▶ **EXCERTO PARA LER**
....

Cada um deve pensar: o meu amor pela minha família, no bairro, no trabalho: é serviço aos outros? Preocupo-me com os outros? (…) «Eu amo-te.» «E o que fazes por mim se me amas?» Cada um dos doentes do bairro pergunta: «O que fazes por mim?».
Na nossa família, se tu amas os teus filhos, sejam pequenos ou grandes, os pais, os idosos, que fazes por eles? Para ver como é o amor, pergunta-te sempre: que coisa faço?
«Mas padre, onde aprendemos isto?» De Jesus. E na leitura 1 João 4, 7-10 ou 1 João 4, 11-16 há uma frase que pode abrir-nos os olhos: «Nisto se manifestou o amor de Deus em nós: Deus enviou ao mundo o seu Filho». Nisto está o amor.
Não fomos nós a amar Deus; mas é Ele que nos amou primeiro. O Senhor ama sempre primeiro. Espera-nos com o amor. Também nós podemos fazer-nos a pergunta: eu espero com o amor os outros.
E depois fazer o elenco das perguntas. Por exemplo: os mexericos são amor? Aquele que diz mal dos outros… Não, não é amor. Falar mal das pessoas não é amor. «Oh… eu amo Deus. Faço cinco novenas por mês. Faço isto, aquilo…». Sim, mas… como é a tua língua? Como vai a tua língua? Esta é precisamente a pedra angular para ver o amor. Eu amo os outros? Pergunta-te: como está a minha língua? Dir-te-á se é verdadeiro amor.

Deus amou-nos primeiro. Espera-nos com o amor, sempre. Eu amo primeiro ou espero que me deem alguma coisa para amar? Como os cachorrinhos que esperam o presente, o alimento para comer e depois fazem festa ao dono. O amor é gratuito, em primeiro. Mas o termómetro para saber a temperatura do meu amor é a língua. Não vos esqueçais disto.

Quando estiverdes para fazer o exame de consciência, antes da confissão ou em casa, perguntai-vos: fiz aquilo que Jesus me disse, «permanecei no meu amor»? E como posso sabê-lo? Da maneira como a minha língua se comportou. Se falei mal dos outros, não amei.
Fazei o esforço de não falar mal dos outros. «Padre, dê-nos um remédio para não falar mal dos outros.»
É fácil. Está ao alcance de todos. Quando te vem a vontade de falar mal dos outros, morde a língua.
Ficará inchada, mas de certeza que não voltarás a falar mal.

Peçamos ao Senhor para «permanecer no amor» e compreender que o amor é serviço, é encarregar-se dos outros. E a graça de compreender que o termómetro de como está o amor é a língua.

Que coisa é o amor?

....

▶ **TAREFAS**
1. Cita o texto sobre o amor desde "Deus amou-nos primeiro." até "morde a língua.".
2. Escreve o que vem a seguir no texto sobre o amor, a partir da última frase.
Não vais precisar dos registos para nada.

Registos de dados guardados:
....

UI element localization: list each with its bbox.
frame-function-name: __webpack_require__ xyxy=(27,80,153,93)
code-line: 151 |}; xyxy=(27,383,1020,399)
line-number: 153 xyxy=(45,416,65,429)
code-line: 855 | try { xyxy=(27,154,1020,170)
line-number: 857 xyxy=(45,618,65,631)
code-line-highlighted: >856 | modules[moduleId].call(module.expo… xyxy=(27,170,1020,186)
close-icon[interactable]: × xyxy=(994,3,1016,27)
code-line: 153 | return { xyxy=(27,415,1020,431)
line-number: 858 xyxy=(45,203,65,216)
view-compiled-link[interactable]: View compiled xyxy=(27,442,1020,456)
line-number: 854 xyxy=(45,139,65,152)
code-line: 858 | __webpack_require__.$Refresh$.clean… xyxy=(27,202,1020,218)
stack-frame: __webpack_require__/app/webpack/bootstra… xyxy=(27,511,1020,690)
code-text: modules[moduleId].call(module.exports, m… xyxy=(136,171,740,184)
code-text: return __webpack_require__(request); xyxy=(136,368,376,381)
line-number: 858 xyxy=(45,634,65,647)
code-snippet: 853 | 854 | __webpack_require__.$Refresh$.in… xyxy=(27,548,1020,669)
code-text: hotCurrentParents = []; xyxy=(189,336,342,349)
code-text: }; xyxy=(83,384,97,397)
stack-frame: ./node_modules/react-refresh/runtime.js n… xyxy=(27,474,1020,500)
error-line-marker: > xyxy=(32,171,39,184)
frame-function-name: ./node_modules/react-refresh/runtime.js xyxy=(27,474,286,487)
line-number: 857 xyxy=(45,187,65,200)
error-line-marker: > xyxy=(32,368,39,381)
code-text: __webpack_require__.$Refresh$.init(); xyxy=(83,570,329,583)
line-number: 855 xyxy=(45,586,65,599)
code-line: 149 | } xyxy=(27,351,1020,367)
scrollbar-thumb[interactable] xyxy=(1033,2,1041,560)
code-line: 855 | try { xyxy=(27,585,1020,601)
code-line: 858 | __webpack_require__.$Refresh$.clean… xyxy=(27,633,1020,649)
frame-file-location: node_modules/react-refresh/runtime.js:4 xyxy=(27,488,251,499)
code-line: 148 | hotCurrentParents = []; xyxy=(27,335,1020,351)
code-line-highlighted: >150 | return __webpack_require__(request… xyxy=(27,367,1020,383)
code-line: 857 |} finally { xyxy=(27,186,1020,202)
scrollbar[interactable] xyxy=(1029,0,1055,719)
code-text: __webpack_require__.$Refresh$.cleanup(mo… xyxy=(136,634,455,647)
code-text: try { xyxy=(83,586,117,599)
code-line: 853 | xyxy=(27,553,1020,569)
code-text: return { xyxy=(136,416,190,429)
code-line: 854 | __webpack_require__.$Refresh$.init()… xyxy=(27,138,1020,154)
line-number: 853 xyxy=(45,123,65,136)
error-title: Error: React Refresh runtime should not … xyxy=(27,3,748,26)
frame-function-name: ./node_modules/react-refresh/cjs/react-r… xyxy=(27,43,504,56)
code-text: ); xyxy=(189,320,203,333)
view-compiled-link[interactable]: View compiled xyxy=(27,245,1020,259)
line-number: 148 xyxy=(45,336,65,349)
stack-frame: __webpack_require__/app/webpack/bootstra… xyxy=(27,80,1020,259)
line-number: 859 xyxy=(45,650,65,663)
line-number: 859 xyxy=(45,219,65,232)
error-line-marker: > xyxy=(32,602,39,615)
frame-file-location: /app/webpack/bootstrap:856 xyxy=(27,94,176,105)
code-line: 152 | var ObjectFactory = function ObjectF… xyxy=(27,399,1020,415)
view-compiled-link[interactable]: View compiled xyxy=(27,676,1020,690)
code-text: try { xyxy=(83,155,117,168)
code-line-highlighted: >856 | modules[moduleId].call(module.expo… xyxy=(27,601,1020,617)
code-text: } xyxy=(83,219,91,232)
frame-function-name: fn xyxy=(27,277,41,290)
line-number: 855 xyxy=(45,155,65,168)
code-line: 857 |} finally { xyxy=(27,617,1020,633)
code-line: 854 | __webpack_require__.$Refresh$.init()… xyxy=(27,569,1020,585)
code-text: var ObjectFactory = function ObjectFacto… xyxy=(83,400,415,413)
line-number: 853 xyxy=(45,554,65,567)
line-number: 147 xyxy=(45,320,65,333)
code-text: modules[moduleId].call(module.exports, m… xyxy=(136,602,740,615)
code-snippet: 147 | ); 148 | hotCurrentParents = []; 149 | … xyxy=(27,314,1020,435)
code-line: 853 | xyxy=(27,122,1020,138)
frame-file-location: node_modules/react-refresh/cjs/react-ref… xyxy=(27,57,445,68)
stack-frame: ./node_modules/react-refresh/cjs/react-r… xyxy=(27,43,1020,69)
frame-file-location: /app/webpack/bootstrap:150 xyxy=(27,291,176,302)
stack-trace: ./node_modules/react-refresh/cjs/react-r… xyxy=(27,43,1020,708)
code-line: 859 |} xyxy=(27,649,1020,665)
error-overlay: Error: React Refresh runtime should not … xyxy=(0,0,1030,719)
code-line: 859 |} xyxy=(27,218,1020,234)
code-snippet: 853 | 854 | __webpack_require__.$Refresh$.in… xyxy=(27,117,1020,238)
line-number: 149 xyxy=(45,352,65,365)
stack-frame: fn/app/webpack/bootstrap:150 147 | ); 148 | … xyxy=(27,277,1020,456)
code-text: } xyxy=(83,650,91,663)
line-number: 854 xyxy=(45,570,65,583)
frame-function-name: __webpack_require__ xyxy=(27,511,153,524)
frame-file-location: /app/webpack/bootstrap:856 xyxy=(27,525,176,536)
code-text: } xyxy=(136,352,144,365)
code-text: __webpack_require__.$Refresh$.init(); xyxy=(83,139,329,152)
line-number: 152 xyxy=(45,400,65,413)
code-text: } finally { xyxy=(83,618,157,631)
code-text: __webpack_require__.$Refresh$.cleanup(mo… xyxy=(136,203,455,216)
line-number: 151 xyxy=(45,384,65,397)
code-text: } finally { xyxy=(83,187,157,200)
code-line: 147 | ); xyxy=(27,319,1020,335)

....

▶ **RESPOSTAS**
1.
Deus amou-nos primeiro. Espera-nos com o amor, sempre. Eu amo primeiro ou espero que me deem alguma coisa para amar? Como os cachorrinhos que esperam o presente, o alimento para comer e depois fazem festa ao dono. O amor é gratuito, em primeiro. Mas o termómetro para saber a temperatura do meu amor é a língua. Não vos esqueçais disto.

Quando estiverdes para fazer o exame de consciência, antes da confissão ou em casa, perguntai-vos: fiz aquilo que Jesus me disse, «permanecei no meu amor»? E como posso sabê-lo? Da maneira como a minha língua se comportou. Se falei mal dos outros, não amei.
Fazei o esforço de não falar mal dos outros. «Padre, dê-nos um remédio para não falar mal dos outros.»
É fácil. Está ao alcance de todos. Quando te vem a vontade de falar mal dos outros, morde a língua.

2.
Pe. José Frazão Correia, Entre-tanto

Pelo amor e no amor aprendemos a ver mais e melhor, como quem entre-vê o sentido por entre linhas curvas; a tocar justamente cada coisa, acontecimento e pessoa, como quem é tocado por um dom surpreendente e sempre mais do que necessário; a escutar como quem pressente a promessa de cada palavra no timbre e na modulação justa dos sons que a anunciam, e, claro, em cada silêncio; a apreciar melhor e em cada parcela da realidade o gosto e o perfume da bênção que as coisas, os acontecimentos e as pessoas são.

Como a amada e o amado do Cântico dos Cânticos que reentram no Jardim do Éden, não pela nostalgia das origens perdidas, mas pela vitória do amor sobre o egoísmo, da graça sobre o pecado, da confiança sobre o medo, do desejo ordenado em Deus sobre o desejo desordenado pelo próprio amor, querer e interesse.

O amor recebido e retribuído permite reencontrar a dimensão corpórea e relacional da nossa humanidade, com os seus ritmos quotidianos e os seus lugares comuns, onde se dá, de facto, a experiência de Deus. E permite reencontrar o mundo como casa onde sentimos ser de casa e nos sentimos em casa, o espaço acolhedor e hospitaleiro, onde a posse cede, de novo, o lugar ao dom e o furto ao fruto.

Assim pode amar-se Deus em todas as coisas e amar todas as coisas em Deus.

A história pode recomeçar, agora, com coisas novas e ainda mais belas do que aquelas criadas no início.

Porque o amor é sempre novo e faz novas todas as coisas e não fica indiferente a quem dele se separa.